Copy the lines of the entries below word for word, starting at the line that contains "Localize each UI" and ending at the line that contains "X-axis label: Graphe", with both of those lines included. Leave the pictures out of your answer.
══ Records shown
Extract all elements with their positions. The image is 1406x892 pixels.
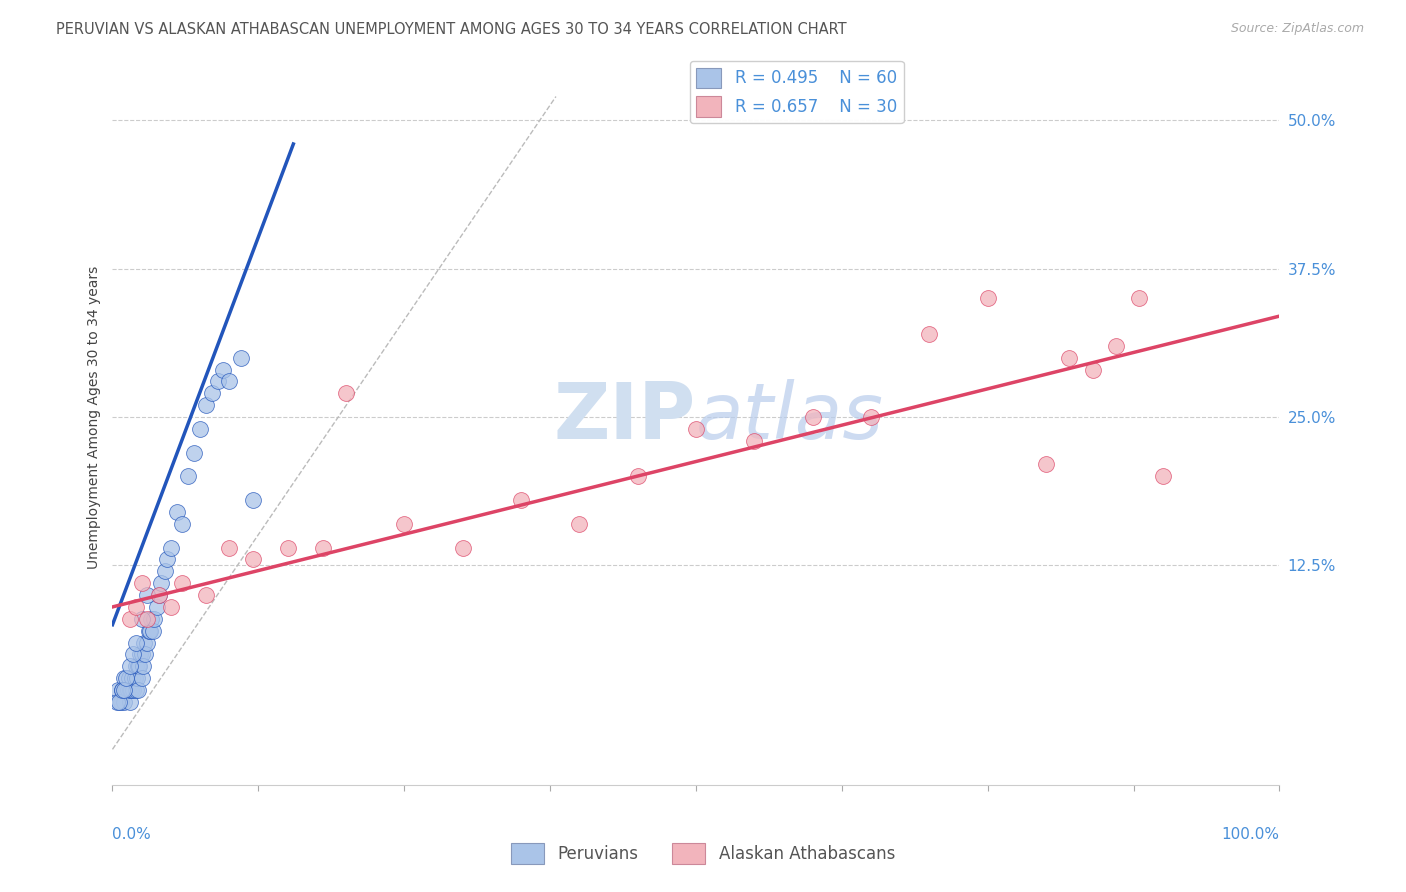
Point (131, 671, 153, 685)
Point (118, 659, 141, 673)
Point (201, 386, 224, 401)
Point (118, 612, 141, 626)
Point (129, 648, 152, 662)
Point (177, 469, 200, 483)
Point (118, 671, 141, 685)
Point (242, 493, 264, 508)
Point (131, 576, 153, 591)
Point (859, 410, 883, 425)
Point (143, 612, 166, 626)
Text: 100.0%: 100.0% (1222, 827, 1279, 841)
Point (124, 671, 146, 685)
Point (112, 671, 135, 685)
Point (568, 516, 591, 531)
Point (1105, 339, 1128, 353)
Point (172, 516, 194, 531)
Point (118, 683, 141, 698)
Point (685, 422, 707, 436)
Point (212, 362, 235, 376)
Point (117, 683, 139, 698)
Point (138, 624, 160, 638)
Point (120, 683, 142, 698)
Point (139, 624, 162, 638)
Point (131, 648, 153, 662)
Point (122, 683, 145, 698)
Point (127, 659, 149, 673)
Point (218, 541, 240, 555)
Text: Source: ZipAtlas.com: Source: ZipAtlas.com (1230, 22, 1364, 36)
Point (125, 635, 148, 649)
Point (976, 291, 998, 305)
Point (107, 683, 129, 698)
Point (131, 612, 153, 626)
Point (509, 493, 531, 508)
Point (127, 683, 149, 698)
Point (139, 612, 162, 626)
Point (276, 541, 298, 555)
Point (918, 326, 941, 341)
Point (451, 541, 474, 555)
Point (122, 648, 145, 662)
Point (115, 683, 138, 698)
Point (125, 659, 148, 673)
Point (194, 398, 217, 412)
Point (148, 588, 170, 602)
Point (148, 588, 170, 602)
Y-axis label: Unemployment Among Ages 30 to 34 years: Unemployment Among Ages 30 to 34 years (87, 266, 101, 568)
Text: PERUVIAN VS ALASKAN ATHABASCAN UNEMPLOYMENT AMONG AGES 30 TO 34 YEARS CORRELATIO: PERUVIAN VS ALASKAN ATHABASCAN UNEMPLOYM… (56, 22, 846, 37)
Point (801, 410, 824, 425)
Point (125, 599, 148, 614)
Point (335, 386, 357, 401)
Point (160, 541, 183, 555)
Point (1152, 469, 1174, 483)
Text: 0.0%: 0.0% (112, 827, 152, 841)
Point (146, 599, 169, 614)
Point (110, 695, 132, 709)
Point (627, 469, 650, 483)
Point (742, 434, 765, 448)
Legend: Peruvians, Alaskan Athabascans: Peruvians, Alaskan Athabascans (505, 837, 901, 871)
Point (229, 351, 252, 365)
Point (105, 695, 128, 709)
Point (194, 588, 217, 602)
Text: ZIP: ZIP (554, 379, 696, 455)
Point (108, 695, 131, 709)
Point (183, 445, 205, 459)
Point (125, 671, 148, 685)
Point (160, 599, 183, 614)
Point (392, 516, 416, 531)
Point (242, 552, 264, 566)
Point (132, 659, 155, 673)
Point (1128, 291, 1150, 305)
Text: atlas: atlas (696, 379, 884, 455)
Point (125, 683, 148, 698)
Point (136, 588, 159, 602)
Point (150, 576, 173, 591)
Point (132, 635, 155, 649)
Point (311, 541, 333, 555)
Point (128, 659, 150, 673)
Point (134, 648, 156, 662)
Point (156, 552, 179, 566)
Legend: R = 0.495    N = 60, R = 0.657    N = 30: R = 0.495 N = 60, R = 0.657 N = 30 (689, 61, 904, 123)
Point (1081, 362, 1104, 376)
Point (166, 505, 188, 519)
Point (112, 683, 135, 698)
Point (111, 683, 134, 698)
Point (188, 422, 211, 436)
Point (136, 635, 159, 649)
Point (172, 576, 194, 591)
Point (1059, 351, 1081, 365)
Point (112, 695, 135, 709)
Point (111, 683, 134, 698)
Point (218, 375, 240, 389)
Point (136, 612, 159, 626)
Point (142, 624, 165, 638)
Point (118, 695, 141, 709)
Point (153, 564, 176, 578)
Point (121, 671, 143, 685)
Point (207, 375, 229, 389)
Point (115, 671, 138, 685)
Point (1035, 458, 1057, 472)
════
══ Records shown
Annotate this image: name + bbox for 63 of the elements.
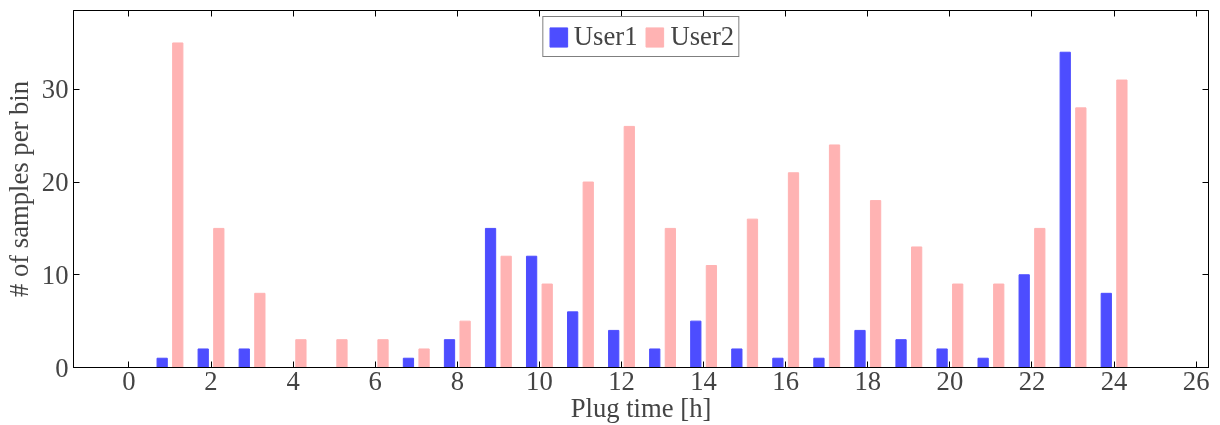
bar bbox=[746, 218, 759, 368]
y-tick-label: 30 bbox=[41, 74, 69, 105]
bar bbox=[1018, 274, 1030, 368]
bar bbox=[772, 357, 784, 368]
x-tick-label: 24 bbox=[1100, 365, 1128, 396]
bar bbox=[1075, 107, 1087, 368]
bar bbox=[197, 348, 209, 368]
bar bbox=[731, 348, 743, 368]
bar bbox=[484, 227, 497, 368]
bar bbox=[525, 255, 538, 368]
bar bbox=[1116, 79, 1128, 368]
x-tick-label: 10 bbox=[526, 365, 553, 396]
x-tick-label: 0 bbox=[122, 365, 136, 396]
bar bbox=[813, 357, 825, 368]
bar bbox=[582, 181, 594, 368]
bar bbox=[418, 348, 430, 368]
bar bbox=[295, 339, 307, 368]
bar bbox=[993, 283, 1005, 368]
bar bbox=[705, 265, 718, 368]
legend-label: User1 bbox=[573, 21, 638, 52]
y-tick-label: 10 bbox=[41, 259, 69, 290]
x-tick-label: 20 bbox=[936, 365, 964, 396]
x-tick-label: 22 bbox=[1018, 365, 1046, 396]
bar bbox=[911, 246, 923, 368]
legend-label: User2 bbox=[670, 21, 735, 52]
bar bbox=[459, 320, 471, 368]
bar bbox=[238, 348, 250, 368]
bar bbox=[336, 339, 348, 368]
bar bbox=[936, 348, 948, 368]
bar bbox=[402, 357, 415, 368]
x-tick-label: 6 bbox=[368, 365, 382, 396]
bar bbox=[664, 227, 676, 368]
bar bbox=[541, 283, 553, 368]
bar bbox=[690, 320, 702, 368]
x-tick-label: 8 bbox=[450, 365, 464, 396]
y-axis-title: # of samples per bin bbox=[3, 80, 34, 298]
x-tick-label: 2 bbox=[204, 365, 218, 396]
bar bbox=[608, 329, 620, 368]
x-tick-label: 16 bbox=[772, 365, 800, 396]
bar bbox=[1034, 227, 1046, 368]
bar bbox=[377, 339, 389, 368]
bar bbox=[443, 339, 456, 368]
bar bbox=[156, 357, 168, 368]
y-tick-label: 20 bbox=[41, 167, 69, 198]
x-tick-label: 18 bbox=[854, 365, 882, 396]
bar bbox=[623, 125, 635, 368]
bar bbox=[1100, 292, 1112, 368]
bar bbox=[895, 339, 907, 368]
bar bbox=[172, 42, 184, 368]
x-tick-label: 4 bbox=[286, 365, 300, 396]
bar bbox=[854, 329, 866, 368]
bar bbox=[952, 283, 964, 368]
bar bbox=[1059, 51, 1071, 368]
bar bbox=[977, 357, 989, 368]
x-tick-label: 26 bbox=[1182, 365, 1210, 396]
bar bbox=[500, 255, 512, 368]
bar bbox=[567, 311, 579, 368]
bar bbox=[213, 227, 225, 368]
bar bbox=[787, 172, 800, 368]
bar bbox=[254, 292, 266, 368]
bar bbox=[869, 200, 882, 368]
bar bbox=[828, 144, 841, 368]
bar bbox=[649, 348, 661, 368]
════
══ Records shown
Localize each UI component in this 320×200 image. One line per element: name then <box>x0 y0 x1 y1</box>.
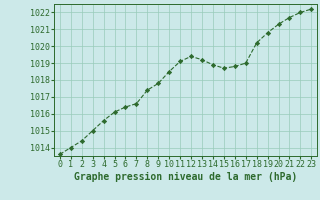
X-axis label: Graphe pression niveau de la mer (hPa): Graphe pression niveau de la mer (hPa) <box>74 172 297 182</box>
════
→ **The reply**
Localize each UI component in this 320×200 image. One line per element: name then <box>x0 y0 x1 y1</box>.
X-axis label: Graphe pression niveau de la mer (hPa): Graphe pression niveau de la mer (hPa) <box>74 172 297 182</box>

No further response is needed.